-- Start of Recorded data --
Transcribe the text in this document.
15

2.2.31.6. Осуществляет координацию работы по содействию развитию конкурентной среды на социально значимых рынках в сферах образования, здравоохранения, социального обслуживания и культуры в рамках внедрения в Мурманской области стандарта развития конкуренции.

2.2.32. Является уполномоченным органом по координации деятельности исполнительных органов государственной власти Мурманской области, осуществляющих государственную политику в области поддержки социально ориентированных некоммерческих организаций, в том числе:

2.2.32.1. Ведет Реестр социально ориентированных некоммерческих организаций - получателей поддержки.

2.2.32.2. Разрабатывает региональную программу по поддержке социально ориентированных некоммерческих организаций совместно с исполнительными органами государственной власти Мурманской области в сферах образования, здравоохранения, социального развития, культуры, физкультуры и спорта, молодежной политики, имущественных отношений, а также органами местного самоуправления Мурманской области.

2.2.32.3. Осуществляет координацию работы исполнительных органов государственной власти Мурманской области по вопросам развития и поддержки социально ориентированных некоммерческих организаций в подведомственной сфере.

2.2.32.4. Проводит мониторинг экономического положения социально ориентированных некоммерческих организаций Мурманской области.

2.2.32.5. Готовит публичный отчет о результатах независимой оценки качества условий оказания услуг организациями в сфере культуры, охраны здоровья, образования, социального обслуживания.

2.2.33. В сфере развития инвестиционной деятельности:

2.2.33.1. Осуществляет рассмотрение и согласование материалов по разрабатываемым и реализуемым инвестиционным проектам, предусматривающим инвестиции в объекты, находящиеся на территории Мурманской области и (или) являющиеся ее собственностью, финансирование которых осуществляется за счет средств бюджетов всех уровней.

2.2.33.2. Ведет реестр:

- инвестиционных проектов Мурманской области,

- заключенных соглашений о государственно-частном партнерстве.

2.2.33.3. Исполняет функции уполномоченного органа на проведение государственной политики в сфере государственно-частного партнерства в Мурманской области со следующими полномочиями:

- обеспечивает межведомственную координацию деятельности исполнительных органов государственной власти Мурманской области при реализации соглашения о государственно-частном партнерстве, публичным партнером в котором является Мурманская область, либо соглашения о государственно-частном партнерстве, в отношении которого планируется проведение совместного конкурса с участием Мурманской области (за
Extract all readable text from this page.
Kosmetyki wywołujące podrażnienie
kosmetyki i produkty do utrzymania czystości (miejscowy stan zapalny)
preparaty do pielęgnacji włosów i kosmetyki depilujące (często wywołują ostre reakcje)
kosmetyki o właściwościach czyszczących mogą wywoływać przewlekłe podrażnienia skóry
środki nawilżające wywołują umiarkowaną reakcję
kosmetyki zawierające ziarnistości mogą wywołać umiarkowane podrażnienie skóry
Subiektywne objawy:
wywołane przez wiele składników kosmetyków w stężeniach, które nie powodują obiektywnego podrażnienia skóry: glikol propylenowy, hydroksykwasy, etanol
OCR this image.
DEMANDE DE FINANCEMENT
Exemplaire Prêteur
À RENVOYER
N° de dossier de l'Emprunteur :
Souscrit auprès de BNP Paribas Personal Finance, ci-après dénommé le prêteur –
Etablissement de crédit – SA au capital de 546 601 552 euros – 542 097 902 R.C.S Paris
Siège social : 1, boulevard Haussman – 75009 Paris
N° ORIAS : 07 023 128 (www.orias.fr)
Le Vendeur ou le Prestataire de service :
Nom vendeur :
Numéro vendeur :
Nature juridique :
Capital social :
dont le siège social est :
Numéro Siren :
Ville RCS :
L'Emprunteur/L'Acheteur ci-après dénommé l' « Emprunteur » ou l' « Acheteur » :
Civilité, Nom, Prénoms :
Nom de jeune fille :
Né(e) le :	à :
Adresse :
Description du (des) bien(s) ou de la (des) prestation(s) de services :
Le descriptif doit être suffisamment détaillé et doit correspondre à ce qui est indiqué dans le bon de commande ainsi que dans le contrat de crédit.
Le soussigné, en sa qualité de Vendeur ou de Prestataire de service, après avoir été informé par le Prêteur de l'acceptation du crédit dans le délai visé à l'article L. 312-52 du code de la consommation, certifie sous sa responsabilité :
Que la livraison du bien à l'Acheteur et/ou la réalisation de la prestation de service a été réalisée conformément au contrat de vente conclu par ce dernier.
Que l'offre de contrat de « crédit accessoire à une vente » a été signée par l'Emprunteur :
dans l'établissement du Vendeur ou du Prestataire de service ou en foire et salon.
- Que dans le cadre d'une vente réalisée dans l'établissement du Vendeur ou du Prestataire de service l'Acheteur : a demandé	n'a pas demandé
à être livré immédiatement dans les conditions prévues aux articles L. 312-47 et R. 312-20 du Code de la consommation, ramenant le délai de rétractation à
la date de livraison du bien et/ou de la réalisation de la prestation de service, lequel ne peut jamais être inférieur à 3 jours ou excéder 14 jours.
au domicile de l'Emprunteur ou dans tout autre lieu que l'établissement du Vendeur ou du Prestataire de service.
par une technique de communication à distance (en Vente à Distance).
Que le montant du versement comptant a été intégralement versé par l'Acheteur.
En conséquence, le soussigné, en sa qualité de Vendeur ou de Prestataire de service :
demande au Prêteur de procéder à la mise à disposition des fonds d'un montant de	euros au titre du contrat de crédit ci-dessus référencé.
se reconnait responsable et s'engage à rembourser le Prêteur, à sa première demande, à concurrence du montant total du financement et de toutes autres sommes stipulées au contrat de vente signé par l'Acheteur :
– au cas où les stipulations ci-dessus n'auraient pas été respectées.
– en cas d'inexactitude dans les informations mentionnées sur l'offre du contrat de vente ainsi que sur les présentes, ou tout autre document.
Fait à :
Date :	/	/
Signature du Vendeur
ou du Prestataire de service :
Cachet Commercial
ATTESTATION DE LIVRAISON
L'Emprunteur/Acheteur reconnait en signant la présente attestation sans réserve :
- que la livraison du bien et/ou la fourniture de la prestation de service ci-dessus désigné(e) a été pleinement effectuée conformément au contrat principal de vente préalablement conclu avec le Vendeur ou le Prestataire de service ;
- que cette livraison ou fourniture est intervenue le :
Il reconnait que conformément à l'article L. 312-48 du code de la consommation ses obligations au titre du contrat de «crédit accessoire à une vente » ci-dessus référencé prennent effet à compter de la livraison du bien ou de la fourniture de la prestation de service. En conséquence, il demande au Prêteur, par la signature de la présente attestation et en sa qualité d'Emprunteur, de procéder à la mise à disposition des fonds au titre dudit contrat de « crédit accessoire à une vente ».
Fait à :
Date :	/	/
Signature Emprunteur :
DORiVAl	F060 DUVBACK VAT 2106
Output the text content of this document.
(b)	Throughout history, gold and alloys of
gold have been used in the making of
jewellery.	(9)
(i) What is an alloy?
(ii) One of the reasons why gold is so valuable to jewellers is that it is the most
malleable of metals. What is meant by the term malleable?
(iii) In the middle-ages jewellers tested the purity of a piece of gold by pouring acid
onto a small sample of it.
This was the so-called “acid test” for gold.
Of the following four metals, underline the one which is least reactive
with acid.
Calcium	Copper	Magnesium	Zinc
-- End of Recorded data --
Reproduce the listing shown above in its entirety, exactly.

▸ Expected answer:
Transcribe the text in this document.
15

2.2.31.6. Осуществляет координацию работы по содействию развитию конкурентной среды на социально значимых рынках в сферах образования, здравоохранения, социального обслуживания и культуры в рамках внедрения в Мурманской области стандарта развития конкуренции.

2.2.32. Является уполномоченным органом по координации деятельности исполнительных органов государственной власти Мурманской области, осуществляющих государственную политику в области поддержки социально ориентированных некоммерческих организаций, в том числе:

2.2.32.1. Ведет Реестр социально ориентированных некоммерческих организаций - получателей поддержки.

2.2.32.2. Разрабатывает региональную программу по поддержке социально ориентированных некоммерческих организаций совместно с исполнительными органами государственной власти Мурманской области в сферах образования, здравоохранения, социального развития, культуры, физкультуры и спорта, молодежной политики, имущественных отношений, а также органами местного самоуправления Мурманской области.

2.2.32.3. Осуществляет координацию работы исполнительных органов государственной власти Мурманской области по вопросам развития и поддержки социально ориентированных некоммерческих организаций в подведомственной сфере.

2.2.32.4. Проводит мониторинг экономического положения социально ориентированных некоммерческих организаций Мурманской области.

2.2.32.5. Готовит публичный отчет о результатах независимой оценки качества условий оказания услуг организациями в сфере культуры, охраны здоровья, образования, социального обслуживания.

2.2.33. В сфере развития инвестиционной деятельности:

2.2.33.1. Осуществляет рассмотрение и согласование материалов по разрабатываемым и реализуемым инвестиционным проектам, предусматривающим инвестиции в объекты, находящиеся на территории Мурманской области и (или) являющиеся ее собственностью, финансирование которых осуществляется за счет средств бюджетов всех уровней.

2.2.33.2. Ведет реестр:

- инвестиционных проектов Мурманской области,

- заключенных соглашений о государственно-частном партнерстве.

2.2.33.3. Исполняет функции уполномоченного органа на проведение государственной политики в сфере государственно-частного партнерства в Мурманской области со следующими полномочиями:

- обеспечивает межведомственную координацию деятельности исполнительных органов государственной власти Мурманской области при реализации соглашения о государственно-частном партнерстве, публичным партнером в котором является Мурманская область, либо соглашения о государственно-частном партнерстве, в отношении которого планируется проведение совместного конкурса с участием Мурманской области (за
Extract all readable text from this page.
Kosmetyki wywołujące podrażnienie
kosmetyki i produkty do utrzymania czystości (miejscowy stan zapalny)
preparaty do pielęgnacji włosów i kosmetyki depilujące (często wywołują ostre reakcje)
kosmetyki o właściwościach czyszczących mogą wywoływać przewlekłe podrażnienia skóry
środki nawilżające wywołują umiarkowaną reakcję
kosmetyki zawierające ziarnistości mogą wywołać umiarkowane podrażnienie skóry
Subiektywne objawy:
wywołane przez wiele składników kosmetyków w stężeniach, które nie powodują obiektywnego podrażnienia skóry: glikol propylenowy, hydroksykwasy, etanol
OCR this image.
DEMANDE DE FINANCEMENT
Exemplaire Prêteur
À RENVOYER
N° de dossier de l'Emprunteur :
Souscrit auprès de BNP Paribas Personal Finance, ci-après dénommé le prêteur –
Etablissement de crédit – SA au capital de 546 601 552 euros – 542 097 902 R.C.S Paris
Siège social : 1, boulevard Haussman – 75009 Paris
N° ORIAS : 07 023 128 (www.orias.fr)
Le Vendeur ou le Prestataire de service :
Nom vendeur :
Numéro vendeur :
Nature juridique :
Capital social :
dont le siège social est :
Numéro Siren :
Ville RCS :
L'Emprunteur/L'Acheteur ci-après dénommé l' « Emprunteur » ou l' « Acheteur » :
Civilité, Nom, Prénoms :
Nom de jeune fille :
Né(e) le :	à :
Adresse :
Description du (des) bien(s) ou de la (des) prestation(s) de services :
Le descriptif doit être suffisamment détaillé et doit correspondre à ce qui est indiqué dans le bon de commande ainsi que dans le contrat de crédit.
Le soussigné, en sa qualité de Vendeur ou de Prestataire de service, après avoir été informé par le Prêteur de l'acceptation du crédit dans le délai visé à l'article L. 312-52 du code de la consommation, certifie sous sa responsabilité :
Que la livraison du bien à l'Acheteur et/ou la réalisation de la prestation de service a été réalisée conformément au contrat de vente conclu par ce dernier.
Que l'offre de contrat de « crédit accessoire à une vente » a été signée par l'Emprunteur :
dans l'établissement du Vendeur ou du Prestataire de service ou en foire et salon.
- Que dans le cadre d'une vente réalisée dans l'établissement du Vendeur ou du Prestataire de service l'Acheteur : a demandé	n'a pas demandé
à être livré immédiatement dans les conditions prévues aux articles L. 312-47 et R. 312-20 du Code de la consommation, ramenant le délai de rétractation à
la date de livraison du bien et/ou de la réalisation de la prestation de service, lequel ne peut jamais être inférieur à 3 jours ou excéder 14 jours.
au domicile de l'Emprunteur ou dans tout autre lieu que l'établissement du Vendeur ou du Prestataire de service.
par une technique de communication à distance (en Vente à Distance).
Que le montant du versement comptant a été intégralement versé par l'Acheteur.
En conséquence, le soussigné, en sa qualité de Vendeur ou de Prestataire de service :
demande au Prêteur de procéder à la mise à disposition des fonds d'un montant de	euros au titre du contrat de crédit ci-dessus référencé.
se reconnait responsable et s'engage à rembourser le Prêteur, à sa première demande, à concurrence du montant total du financement et de toutes autres sommes stipulées au contrat de vente signé par l'Acheteur :
– au cas où les stipulations ci-dessus n'auraient pas été respectées.
– en cas d'inexactitude dans les informations mentionnées sur l'offre du contrat de vente ainsi que sur les présentes, ou tout autre document.
Fait à :
Date :	/	/
Signature du Vendeur
ou du Prestataire de service :
Cachet Commercial
ATTESTATION DE LIVRAISON
L'Emprunteur/Acheteur reconnait en signant la présente attestation sans réserve :
- que la livraison du bien et/ou la fourniture de la prestation de service ci-dessus désigné(e) a été pleinement effectuée conformément au contrat principal de vente préalablement conclu avec le Vendeur ou le Prestataire de service ;
- que cette livraison ou fourniture est intervenue le :
Il reconnait que conformément à l'article L. 312-48 du code de la consommation ses obligations au titre du contrat de «crédit accessoire à une vente » ci-dessus référencé prennent effet à compter de la livraison du bien ou de la fourniture de la prestation de service. En conséquence, il demande au Prêteur, par la signature de la présente attestation et en sa qualité d'Emprunteur, de procéder à la mise à disposition des fonds au titre dudit contrat de « crédit accessoire à une vente ».
Fait à :
Date :	/	/
Signature Emprunteur :
DORiVAl	F060 DUVBACK VAT 2106
Output the text content of this document.
(b)	Throughout history, gold and alloys of
gold have been used in the making of
jewellery.	(9)
(i) What is an alloy?
(ii) One of the reasons why gold is so valuable to jewellers is that it is the most
malleable of metals. What is meant by the term malleable?
(iii) In the middle-ages jewellers tested the purity of a piece of gold by pouring acid
onto a small sample of it.
This was the so-called “acid test” for gold.
Of the following four metals, underline the one which is least reactive
with acid.
Calcium	Copper	Magnesium	Zinc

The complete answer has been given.